Written request: Copy, in full, each line of the material that holds the word "color".

Data extract:
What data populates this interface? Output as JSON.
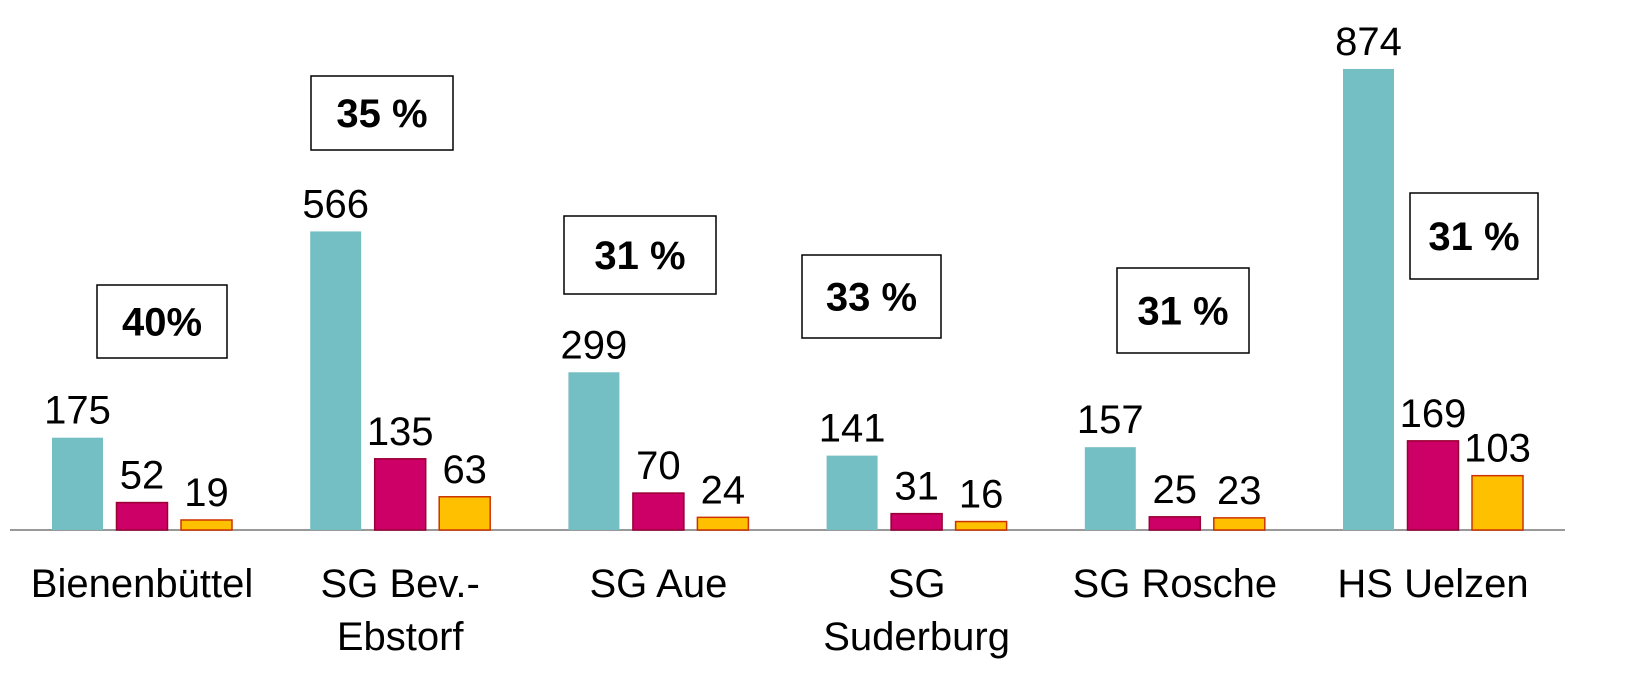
{
  "chart_data": {
    "type": "bar",
    "categories": [
      "Bienenbüttel",
      "SG Bev.-\nEbstorf",
      "SG Aue",
      "SG\nSuderburg",
      "SG Rosche",
      "HS Uelzen"
    ],
    "series": [
      {
        "color": "#74bfc4",
        "values": [
          175,
          566,
          299,
          141,
          157,
          874
        ]
      },
      {
        "color": "#cc0066",
        "values": [
          52,
          135,
          70,
          31,
          25,
          169
        ]
      },
      {
        "color": "#ffc000",
        "values": [
          19,
          63,
          24,
          16,
          23,
          103
        ]
      }
    ],
    "annotations": [
      "40%",
      "35 %",
      "31 %",
      "33 %",
      "31 %",
      "31 %"
    ],
    "ylim": [
      0,
      1000
    ]
  }
}
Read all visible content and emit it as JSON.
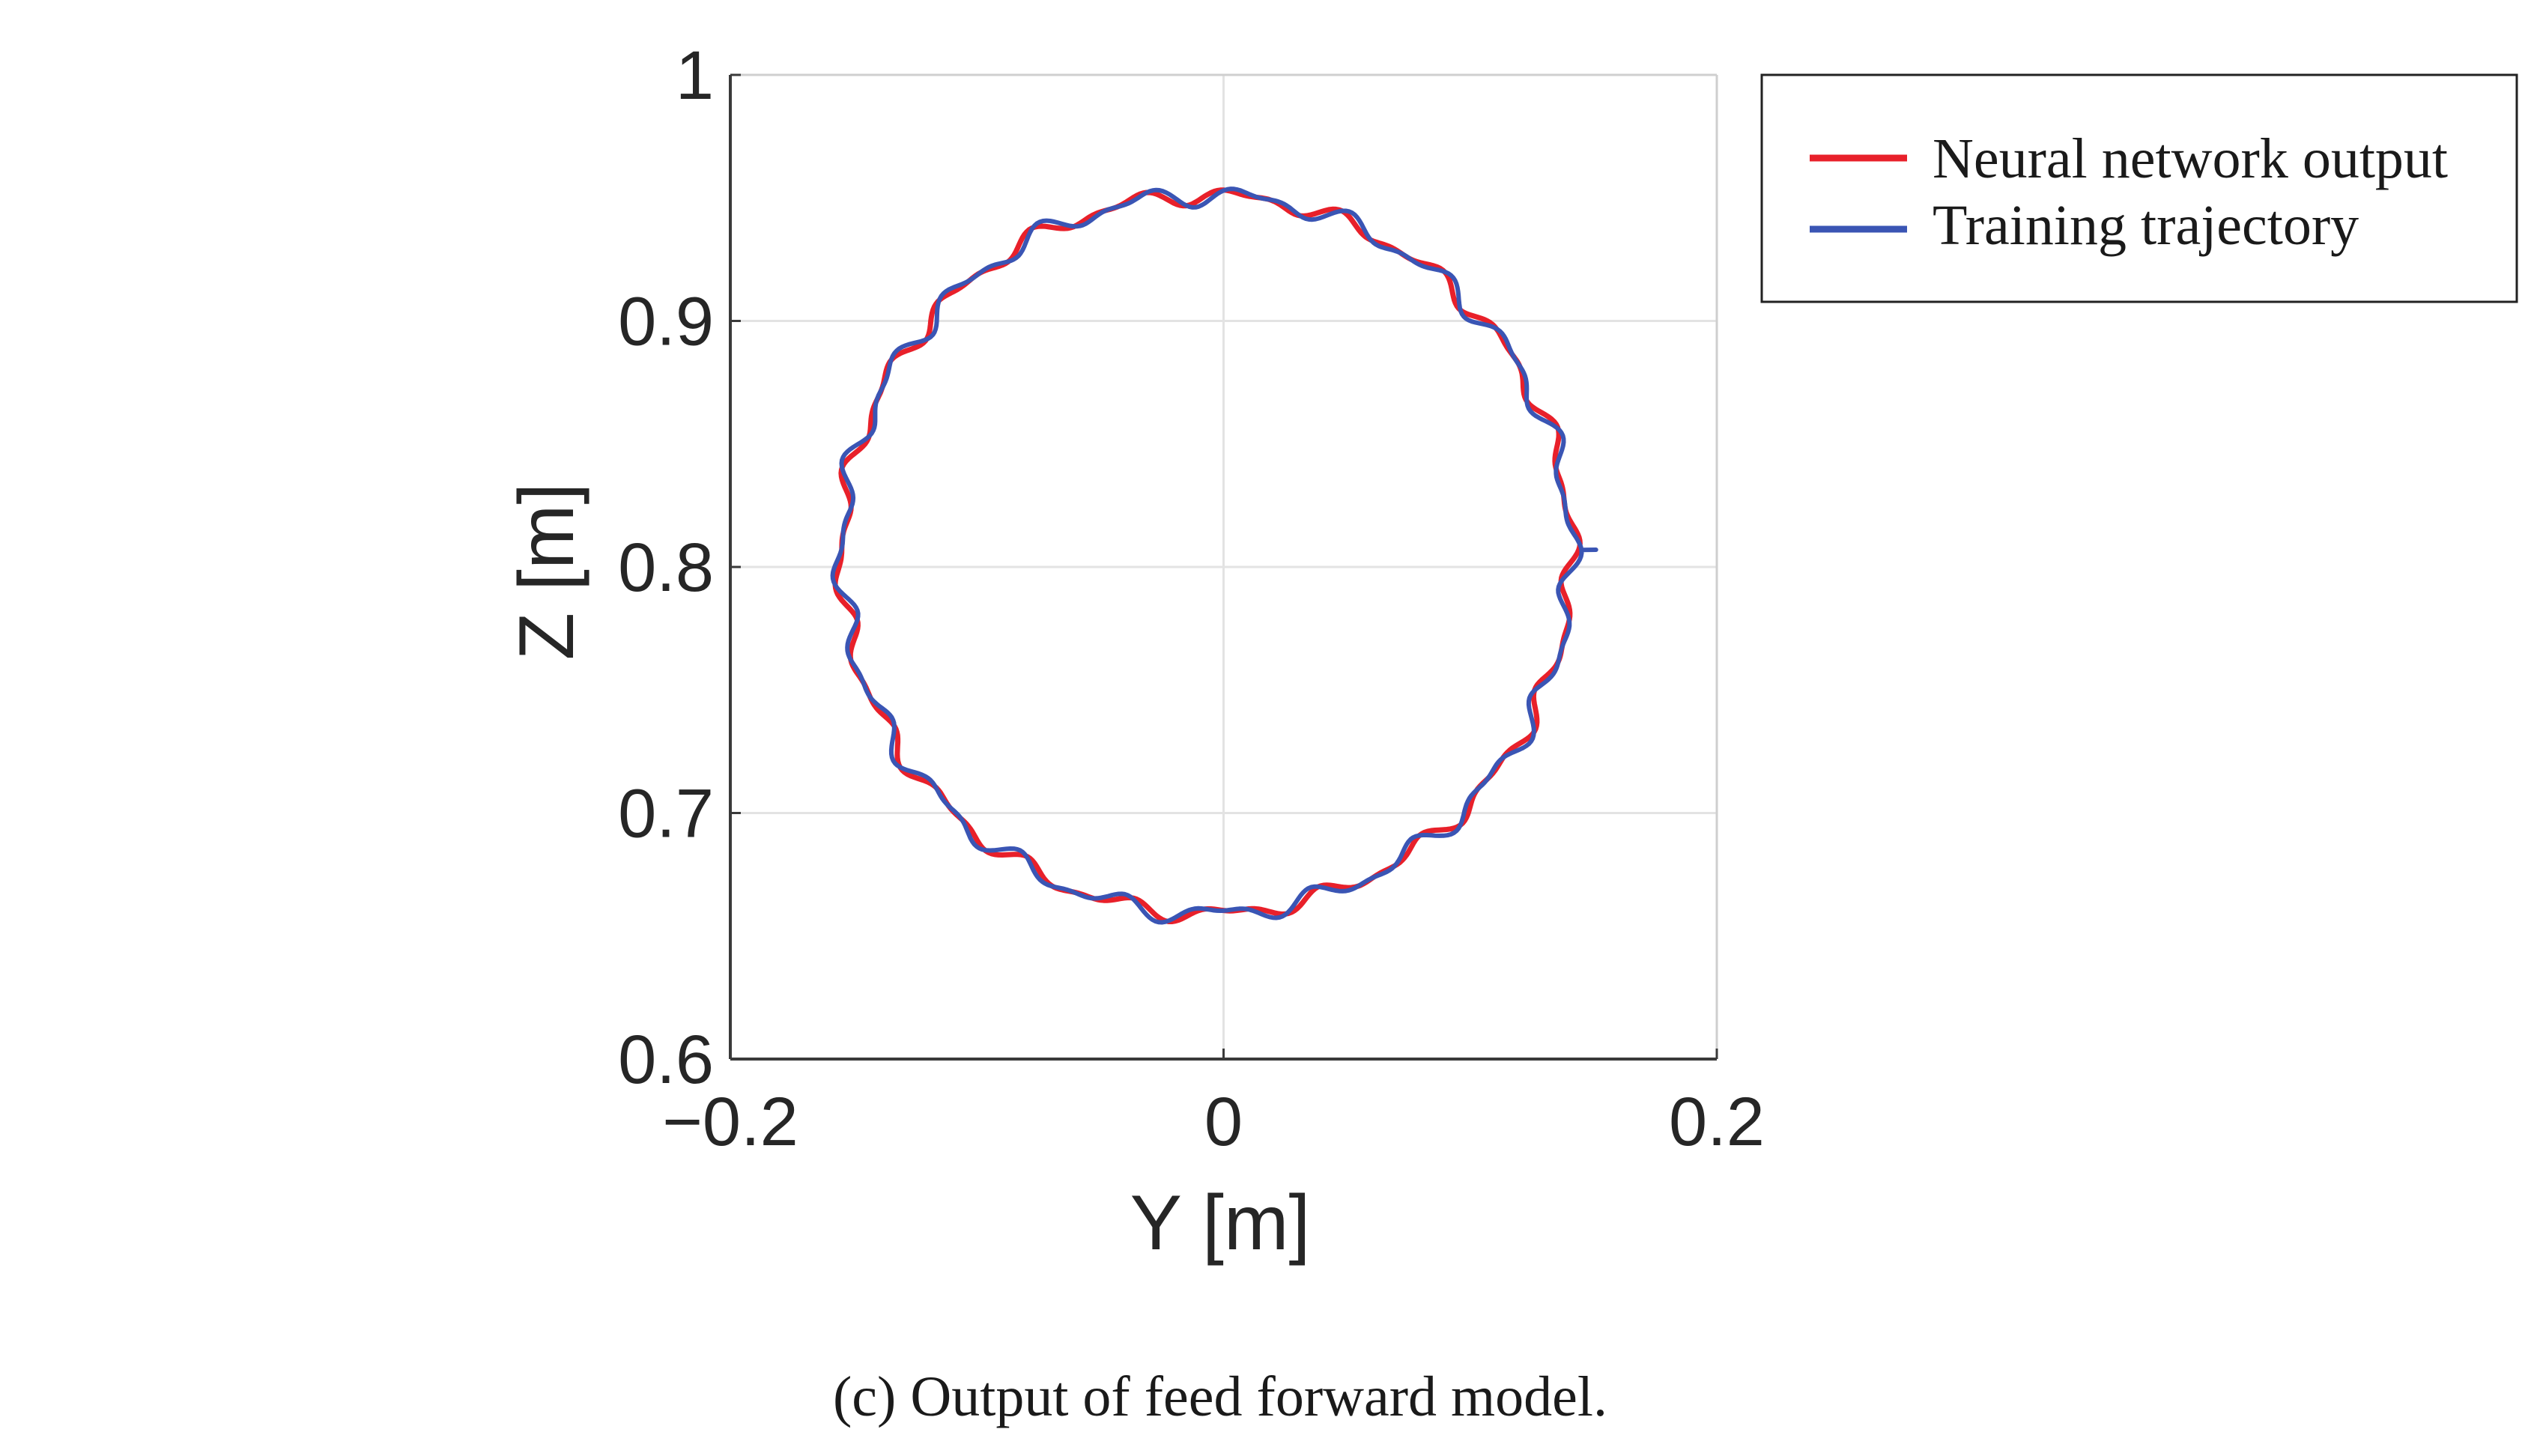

Expected answer:
        "color": "#74bfc4",
        "color": "#cc0066",
        "color": "#ffc000",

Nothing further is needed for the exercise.